#### Given exercise
Report how many lines hold the string "whislo". Give the number and nothing else.

#### Data provided
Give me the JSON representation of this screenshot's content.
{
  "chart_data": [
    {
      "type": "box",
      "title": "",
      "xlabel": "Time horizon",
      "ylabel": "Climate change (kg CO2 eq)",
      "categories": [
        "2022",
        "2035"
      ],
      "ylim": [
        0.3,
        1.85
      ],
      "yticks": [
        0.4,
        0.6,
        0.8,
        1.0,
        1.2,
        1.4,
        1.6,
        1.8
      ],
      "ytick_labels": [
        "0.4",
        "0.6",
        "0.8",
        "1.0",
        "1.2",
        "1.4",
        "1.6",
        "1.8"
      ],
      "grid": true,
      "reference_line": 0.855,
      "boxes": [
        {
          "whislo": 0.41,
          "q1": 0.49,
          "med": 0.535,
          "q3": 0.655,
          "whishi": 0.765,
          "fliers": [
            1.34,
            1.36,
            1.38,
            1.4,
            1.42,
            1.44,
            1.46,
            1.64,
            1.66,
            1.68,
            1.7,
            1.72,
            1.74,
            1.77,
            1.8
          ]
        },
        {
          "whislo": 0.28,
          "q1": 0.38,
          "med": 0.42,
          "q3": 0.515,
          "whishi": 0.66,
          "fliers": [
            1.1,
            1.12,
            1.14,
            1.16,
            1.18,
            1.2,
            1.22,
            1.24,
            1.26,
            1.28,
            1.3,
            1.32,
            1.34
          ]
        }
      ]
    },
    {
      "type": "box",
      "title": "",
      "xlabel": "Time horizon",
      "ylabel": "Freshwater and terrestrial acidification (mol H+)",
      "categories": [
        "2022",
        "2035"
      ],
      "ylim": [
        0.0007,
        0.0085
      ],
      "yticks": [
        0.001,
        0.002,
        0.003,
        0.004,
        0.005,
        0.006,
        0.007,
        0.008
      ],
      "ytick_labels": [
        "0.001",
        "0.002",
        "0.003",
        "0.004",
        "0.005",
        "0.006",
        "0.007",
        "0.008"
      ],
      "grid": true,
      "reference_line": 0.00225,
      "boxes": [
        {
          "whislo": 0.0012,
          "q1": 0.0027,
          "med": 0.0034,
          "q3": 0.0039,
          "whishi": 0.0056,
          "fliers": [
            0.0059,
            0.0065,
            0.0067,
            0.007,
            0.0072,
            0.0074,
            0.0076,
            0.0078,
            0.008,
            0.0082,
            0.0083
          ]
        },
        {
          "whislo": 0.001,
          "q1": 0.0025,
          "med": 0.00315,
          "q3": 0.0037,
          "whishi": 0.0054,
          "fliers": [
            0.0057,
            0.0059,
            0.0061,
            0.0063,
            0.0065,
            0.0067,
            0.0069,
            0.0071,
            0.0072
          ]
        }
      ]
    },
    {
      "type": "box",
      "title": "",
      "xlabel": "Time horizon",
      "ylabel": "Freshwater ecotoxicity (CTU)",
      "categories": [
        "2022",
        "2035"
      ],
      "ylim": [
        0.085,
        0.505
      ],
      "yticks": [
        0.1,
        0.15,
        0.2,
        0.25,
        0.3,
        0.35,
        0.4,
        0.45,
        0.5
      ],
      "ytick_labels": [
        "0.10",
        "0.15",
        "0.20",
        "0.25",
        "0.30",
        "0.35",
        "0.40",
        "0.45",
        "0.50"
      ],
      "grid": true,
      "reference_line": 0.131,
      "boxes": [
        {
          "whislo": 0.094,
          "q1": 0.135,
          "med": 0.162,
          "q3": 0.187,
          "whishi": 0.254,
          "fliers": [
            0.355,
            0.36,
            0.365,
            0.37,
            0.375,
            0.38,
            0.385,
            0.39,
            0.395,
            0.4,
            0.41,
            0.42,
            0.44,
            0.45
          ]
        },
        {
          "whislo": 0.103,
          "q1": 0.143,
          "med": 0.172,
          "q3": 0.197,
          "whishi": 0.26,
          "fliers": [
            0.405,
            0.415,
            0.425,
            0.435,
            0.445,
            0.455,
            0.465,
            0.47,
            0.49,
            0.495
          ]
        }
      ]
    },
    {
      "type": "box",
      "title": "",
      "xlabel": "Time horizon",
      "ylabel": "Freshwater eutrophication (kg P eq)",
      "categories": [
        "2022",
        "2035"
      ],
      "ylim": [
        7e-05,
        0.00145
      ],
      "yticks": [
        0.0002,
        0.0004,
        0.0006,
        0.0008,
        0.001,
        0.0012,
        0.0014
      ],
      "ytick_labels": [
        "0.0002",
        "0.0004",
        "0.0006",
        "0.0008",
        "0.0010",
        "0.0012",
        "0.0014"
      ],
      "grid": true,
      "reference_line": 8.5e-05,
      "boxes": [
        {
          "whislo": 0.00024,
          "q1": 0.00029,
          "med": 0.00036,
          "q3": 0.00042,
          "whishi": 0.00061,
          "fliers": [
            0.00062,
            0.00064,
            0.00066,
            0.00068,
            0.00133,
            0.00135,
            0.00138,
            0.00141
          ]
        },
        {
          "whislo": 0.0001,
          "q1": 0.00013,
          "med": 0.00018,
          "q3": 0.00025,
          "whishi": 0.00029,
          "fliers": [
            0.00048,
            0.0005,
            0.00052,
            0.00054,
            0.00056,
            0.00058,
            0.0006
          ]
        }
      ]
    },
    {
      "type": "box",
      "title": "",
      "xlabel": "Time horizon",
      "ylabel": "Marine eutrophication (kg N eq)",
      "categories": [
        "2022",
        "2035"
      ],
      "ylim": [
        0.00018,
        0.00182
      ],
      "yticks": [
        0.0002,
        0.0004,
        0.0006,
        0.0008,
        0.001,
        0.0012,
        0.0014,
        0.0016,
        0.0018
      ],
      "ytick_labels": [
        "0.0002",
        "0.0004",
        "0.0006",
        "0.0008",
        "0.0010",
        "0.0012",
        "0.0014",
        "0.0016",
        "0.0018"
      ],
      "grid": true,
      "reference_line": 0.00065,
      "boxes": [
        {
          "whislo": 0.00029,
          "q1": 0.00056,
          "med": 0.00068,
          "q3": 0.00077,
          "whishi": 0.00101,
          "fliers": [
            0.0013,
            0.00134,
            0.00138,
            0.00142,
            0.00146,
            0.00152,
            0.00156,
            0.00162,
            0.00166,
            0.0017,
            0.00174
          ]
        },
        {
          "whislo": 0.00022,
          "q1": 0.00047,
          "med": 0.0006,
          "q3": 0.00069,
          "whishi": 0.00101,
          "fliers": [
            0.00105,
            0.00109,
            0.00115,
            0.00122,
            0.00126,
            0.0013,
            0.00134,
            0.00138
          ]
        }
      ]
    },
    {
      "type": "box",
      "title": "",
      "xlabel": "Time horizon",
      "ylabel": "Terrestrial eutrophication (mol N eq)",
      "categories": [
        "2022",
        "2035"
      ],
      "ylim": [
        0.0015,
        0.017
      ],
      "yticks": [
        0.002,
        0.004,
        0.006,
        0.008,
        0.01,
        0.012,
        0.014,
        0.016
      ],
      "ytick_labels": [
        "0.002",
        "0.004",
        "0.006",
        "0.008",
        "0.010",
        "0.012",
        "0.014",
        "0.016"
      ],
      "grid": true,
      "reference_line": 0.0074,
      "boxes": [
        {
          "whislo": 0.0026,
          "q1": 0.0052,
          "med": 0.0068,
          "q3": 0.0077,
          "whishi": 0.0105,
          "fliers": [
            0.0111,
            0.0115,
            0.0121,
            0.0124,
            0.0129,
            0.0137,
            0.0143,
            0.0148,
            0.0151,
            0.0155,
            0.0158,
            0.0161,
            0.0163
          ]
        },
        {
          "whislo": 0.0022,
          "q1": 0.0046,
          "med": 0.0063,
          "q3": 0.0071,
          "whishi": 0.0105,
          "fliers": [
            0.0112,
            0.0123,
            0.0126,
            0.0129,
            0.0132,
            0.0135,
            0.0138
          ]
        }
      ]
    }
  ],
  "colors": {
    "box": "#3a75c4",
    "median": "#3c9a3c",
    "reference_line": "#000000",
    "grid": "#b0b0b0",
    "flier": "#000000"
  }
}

#### Exercise result
12